WORK TO DO:
Look over the lines below. Report each one that includes the string "Parallel".

RECORD LIST:

##########

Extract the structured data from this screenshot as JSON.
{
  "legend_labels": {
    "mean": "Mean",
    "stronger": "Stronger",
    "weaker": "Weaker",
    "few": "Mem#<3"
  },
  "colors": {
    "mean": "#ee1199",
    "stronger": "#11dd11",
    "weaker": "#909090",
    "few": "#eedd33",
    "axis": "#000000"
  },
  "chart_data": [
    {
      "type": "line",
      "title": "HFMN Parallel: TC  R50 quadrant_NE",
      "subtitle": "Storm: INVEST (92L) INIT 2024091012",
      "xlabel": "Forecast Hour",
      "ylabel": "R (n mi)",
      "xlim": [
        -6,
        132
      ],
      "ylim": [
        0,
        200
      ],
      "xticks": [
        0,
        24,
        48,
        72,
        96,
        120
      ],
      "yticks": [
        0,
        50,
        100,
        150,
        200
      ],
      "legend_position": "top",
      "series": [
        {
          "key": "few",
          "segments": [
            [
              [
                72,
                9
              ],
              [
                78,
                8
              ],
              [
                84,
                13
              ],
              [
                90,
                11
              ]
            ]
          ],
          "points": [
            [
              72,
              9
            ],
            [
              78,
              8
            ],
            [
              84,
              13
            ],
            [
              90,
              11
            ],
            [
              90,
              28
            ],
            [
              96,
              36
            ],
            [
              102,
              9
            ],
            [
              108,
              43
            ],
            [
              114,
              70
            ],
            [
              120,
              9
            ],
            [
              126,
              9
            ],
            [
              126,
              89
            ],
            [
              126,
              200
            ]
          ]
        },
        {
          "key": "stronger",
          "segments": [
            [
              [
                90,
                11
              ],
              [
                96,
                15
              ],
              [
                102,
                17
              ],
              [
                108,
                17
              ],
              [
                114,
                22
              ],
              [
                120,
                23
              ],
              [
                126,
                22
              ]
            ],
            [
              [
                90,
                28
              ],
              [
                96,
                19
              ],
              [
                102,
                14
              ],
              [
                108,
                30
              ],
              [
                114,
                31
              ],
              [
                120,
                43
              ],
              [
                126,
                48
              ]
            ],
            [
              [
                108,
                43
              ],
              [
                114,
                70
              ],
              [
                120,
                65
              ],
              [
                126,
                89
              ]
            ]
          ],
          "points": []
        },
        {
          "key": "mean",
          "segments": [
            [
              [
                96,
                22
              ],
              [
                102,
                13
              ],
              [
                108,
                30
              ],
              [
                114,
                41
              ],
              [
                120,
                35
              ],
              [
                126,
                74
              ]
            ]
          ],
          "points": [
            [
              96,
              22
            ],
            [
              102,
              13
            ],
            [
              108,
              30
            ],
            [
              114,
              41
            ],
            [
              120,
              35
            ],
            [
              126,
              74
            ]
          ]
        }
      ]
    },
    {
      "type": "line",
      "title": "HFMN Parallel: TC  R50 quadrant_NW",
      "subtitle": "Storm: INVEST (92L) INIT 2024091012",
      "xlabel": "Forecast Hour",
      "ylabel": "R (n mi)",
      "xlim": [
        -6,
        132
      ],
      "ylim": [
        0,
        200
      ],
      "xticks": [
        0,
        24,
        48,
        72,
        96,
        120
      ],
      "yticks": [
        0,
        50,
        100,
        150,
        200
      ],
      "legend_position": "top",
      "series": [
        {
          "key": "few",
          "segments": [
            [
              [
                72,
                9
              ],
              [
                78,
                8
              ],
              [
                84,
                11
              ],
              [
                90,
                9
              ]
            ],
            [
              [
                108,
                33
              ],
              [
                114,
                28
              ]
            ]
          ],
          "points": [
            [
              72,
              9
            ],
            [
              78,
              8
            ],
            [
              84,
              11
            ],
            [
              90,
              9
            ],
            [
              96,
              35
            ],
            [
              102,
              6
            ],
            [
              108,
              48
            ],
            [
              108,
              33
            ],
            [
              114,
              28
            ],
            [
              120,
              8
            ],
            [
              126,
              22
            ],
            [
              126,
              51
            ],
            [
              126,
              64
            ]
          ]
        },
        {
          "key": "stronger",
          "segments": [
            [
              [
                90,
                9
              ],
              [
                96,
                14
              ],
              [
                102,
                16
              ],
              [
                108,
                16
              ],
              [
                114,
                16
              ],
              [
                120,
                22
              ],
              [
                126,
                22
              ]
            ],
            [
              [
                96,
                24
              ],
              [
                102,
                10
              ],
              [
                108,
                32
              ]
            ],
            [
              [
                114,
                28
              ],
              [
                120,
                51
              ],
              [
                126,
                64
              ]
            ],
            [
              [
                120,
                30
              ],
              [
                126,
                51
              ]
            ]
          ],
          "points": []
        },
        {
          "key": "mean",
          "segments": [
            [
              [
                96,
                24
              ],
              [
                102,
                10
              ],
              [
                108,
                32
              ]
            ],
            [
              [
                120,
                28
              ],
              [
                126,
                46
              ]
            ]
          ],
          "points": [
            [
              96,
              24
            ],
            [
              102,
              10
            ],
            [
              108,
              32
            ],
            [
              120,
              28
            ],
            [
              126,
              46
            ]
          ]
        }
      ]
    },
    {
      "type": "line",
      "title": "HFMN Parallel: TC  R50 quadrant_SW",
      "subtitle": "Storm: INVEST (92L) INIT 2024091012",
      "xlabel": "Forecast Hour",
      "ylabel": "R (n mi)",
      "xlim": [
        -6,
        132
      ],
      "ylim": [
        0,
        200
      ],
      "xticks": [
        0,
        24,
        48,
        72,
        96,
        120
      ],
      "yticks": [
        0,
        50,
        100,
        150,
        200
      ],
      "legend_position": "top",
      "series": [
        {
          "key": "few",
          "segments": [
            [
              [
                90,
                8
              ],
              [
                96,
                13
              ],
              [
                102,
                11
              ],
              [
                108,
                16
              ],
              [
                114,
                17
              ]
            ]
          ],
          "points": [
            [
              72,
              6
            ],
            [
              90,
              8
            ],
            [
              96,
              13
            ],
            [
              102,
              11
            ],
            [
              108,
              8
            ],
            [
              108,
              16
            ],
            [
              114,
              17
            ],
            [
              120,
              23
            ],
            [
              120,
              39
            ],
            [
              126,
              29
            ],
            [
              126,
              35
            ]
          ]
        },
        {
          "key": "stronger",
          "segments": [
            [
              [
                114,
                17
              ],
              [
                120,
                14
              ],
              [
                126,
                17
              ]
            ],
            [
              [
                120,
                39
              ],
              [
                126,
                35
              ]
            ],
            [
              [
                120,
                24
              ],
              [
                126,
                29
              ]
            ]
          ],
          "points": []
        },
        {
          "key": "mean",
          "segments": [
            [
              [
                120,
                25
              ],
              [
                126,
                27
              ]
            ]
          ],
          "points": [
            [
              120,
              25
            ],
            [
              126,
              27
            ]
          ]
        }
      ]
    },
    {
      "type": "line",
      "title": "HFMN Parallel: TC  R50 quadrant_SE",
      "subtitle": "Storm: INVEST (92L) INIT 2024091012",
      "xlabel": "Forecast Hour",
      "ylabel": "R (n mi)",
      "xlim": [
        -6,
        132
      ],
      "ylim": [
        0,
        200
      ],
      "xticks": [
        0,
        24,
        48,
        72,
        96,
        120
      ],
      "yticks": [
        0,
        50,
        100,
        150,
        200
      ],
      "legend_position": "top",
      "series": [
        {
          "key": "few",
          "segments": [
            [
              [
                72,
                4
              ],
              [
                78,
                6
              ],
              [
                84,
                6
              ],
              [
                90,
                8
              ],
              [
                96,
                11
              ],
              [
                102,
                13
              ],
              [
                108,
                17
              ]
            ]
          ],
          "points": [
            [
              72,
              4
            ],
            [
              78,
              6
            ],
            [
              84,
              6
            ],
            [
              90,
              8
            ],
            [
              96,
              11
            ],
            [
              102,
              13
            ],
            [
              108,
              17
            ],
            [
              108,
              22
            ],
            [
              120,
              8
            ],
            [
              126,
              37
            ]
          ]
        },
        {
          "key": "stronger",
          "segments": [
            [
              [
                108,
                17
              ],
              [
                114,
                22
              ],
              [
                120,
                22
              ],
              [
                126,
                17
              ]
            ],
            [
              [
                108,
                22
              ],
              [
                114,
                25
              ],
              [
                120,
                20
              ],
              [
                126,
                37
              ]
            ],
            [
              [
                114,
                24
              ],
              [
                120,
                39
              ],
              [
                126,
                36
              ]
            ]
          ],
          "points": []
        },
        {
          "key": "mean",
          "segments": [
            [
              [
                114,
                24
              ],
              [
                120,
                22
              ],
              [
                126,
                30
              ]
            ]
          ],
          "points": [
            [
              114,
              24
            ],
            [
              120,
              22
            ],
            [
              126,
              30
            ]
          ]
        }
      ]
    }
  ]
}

##########

FINAL RESULT:
      "title": "HFMN Parallel: TC  R50 quadrant_NE",
      "title": "HFMN Parallel: TC  R50 quadrant_NW",
      "title": "HFMN Parallel: TC  R50 quadrant_SW",
      "title": "HFMN Parallel: TC  R50 quadrant_SE",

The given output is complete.